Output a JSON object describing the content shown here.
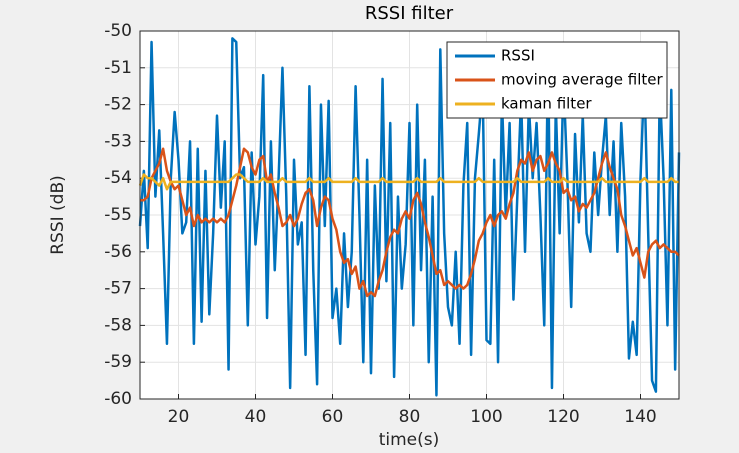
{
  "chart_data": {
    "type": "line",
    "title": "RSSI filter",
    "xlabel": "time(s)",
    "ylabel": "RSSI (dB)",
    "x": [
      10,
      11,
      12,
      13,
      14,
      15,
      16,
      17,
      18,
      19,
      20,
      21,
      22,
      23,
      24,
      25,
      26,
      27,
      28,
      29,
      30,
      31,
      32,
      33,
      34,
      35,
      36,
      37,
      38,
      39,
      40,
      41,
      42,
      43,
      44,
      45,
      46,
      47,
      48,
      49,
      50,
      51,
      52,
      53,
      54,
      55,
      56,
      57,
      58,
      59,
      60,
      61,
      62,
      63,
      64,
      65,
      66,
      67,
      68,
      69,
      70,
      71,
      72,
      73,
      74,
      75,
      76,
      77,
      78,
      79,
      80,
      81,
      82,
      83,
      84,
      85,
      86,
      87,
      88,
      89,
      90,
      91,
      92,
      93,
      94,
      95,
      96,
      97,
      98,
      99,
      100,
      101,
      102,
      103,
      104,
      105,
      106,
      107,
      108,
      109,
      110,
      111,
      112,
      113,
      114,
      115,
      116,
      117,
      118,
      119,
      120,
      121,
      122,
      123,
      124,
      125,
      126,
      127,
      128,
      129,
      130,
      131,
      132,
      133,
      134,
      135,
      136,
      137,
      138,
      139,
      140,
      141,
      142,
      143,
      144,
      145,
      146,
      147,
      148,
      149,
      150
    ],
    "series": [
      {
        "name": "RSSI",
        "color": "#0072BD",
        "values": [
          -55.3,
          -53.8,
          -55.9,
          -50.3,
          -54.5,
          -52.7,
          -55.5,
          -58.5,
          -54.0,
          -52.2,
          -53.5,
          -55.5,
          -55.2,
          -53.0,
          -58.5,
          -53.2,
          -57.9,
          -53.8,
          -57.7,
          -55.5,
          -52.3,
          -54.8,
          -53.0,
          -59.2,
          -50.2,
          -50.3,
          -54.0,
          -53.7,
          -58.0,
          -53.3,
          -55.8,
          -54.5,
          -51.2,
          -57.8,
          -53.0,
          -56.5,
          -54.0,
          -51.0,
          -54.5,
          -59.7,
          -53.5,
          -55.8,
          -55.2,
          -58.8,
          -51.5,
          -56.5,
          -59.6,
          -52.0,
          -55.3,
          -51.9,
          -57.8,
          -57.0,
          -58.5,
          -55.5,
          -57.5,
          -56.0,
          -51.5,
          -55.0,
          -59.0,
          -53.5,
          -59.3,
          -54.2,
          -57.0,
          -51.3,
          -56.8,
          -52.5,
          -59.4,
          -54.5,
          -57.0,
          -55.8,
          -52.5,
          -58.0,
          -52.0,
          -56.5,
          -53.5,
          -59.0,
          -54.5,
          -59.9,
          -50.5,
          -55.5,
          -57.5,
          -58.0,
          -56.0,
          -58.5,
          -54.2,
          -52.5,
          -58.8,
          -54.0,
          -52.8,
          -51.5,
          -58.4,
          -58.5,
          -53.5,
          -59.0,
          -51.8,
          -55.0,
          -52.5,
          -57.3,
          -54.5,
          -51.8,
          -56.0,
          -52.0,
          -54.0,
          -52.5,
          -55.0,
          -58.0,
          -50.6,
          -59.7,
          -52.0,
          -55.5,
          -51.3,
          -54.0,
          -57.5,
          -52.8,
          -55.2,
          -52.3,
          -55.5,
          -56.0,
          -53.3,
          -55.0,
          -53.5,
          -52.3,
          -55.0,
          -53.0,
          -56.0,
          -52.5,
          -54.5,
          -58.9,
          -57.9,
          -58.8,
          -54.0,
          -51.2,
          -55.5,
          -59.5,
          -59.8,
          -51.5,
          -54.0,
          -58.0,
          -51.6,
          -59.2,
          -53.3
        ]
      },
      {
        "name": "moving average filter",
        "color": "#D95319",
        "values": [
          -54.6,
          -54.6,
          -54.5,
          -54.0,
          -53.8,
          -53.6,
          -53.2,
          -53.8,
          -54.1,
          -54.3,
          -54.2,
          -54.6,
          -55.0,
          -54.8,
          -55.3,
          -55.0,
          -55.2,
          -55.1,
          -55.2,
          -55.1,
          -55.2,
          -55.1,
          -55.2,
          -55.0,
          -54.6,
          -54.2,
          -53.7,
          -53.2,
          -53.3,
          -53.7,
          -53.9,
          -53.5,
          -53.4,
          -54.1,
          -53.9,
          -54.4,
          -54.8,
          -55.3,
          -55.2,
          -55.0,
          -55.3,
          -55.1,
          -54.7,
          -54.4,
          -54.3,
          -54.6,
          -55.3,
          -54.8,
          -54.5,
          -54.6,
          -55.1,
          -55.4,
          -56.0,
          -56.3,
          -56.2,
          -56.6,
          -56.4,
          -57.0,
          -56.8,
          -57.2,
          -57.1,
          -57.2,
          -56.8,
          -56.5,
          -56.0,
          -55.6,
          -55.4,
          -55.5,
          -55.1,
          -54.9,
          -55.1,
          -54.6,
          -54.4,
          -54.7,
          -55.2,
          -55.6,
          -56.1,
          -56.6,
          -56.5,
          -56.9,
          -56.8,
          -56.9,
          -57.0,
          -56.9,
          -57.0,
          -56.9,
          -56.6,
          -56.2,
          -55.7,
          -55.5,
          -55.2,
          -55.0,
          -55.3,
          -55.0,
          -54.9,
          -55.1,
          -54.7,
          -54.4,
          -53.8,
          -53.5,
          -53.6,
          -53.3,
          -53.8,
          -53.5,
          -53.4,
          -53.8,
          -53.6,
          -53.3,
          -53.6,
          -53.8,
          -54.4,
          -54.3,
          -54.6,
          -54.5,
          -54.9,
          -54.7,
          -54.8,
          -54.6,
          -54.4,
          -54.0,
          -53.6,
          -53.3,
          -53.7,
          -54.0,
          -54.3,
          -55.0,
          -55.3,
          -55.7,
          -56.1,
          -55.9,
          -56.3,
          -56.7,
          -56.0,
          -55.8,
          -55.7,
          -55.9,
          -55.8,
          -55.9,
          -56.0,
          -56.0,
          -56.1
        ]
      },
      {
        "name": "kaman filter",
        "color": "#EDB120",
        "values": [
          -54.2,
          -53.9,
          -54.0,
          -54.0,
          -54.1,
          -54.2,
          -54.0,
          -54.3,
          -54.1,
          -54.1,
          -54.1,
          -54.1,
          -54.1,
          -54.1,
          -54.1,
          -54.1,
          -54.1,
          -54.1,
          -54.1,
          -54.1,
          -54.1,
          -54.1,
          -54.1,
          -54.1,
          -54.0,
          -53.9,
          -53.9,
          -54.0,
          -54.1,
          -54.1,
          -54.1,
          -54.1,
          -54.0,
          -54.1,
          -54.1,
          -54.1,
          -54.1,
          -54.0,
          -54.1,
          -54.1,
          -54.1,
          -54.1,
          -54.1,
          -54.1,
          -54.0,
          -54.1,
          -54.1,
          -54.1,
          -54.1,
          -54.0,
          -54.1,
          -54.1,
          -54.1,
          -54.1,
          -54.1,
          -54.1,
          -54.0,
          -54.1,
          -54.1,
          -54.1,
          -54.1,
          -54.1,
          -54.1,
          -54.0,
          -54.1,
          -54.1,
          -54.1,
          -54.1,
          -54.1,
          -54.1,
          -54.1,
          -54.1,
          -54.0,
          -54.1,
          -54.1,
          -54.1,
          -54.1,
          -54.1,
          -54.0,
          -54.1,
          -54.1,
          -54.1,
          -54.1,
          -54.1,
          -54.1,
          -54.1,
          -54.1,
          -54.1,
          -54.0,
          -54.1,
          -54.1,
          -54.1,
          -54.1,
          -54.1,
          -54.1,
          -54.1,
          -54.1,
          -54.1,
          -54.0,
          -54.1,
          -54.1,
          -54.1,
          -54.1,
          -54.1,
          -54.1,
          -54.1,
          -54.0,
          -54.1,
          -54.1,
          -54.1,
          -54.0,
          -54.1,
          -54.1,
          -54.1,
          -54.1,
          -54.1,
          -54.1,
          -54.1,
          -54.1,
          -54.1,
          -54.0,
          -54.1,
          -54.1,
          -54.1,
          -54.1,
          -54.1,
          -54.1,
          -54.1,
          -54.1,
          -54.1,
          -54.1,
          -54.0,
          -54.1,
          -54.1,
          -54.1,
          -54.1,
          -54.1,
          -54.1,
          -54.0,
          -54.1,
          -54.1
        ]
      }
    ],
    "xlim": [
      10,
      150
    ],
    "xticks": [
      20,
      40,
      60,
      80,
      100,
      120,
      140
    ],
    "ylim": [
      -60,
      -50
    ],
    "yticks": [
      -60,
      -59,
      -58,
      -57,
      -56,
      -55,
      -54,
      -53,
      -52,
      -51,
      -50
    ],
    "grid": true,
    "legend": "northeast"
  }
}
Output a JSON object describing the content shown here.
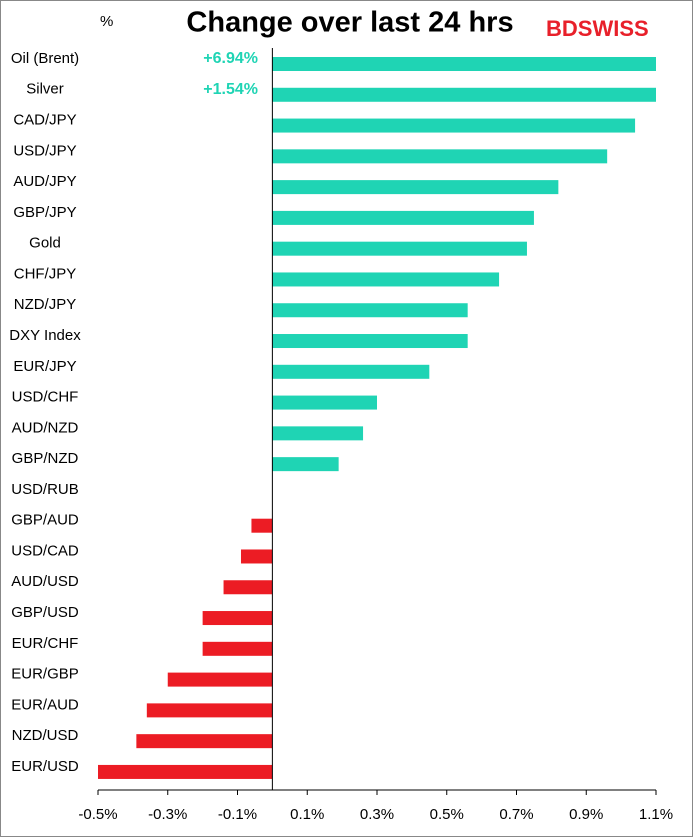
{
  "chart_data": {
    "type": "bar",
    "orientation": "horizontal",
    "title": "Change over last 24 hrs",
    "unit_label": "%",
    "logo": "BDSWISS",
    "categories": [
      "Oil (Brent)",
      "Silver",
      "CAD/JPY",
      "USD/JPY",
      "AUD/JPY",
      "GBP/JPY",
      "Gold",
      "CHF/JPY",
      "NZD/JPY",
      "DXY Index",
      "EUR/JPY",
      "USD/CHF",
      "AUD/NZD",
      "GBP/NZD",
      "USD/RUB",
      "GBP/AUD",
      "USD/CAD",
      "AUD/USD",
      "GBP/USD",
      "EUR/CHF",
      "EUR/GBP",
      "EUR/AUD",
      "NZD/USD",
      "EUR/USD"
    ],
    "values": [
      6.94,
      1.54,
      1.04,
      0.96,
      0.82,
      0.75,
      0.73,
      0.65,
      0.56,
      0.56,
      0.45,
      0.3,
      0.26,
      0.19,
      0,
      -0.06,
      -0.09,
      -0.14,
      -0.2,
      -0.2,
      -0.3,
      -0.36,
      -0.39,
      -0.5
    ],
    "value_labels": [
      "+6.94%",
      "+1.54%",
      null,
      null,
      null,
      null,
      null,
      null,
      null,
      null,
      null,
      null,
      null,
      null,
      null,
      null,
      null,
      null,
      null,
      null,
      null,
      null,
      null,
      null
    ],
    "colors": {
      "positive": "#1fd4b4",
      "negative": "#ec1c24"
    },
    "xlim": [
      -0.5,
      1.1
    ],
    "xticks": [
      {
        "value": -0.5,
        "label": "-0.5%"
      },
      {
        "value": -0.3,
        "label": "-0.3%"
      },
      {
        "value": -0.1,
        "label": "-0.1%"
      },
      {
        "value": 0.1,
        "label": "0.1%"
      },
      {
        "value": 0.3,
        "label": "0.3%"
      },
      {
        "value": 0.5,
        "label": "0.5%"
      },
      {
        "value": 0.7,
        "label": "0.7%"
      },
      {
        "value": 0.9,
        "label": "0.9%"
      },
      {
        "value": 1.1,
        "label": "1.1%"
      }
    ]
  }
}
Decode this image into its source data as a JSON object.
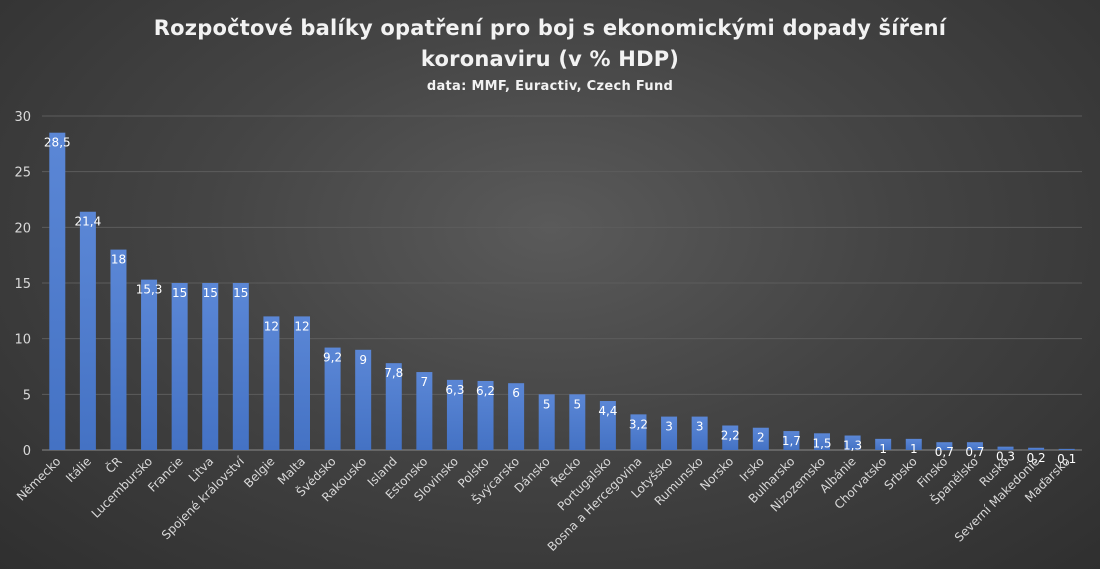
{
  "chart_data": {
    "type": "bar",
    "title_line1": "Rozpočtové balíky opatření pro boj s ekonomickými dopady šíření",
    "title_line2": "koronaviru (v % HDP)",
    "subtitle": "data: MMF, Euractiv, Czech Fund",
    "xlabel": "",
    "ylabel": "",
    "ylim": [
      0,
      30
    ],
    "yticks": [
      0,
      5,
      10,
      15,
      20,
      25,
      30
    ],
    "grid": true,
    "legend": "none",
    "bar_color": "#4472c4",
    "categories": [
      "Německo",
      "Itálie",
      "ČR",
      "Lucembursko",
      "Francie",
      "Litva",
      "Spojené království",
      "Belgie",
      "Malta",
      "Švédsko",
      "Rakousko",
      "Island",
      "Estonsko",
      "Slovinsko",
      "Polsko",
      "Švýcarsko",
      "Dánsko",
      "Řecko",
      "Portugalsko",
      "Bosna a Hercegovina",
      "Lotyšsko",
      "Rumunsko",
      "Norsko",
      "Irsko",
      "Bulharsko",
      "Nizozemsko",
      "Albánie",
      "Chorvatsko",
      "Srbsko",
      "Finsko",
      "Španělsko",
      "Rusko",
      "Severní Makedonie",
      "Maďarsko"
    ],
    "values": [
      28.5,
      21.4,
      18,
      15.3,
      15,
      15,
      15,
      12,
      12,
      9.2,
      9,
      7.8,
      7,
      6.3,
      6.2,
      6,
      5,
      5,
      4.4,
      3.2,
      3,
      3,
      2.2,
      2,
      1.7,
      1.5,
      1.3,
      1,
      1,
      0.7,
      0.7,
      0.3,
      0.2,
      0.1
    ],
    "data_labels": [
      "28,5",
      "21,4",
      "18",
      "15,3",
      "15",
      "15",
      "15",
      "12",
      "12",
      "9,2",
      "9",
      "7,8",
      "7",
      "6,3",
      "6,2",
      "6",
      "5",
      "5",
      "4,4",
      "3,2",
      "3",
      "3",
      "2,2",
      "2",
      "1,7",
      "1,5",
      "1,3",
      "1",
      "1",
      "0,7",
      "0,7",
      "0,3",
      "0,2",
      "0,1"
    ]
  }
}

########

Read the data above and count the lines that include "name". Answer only with the count.

### Exercise output:
3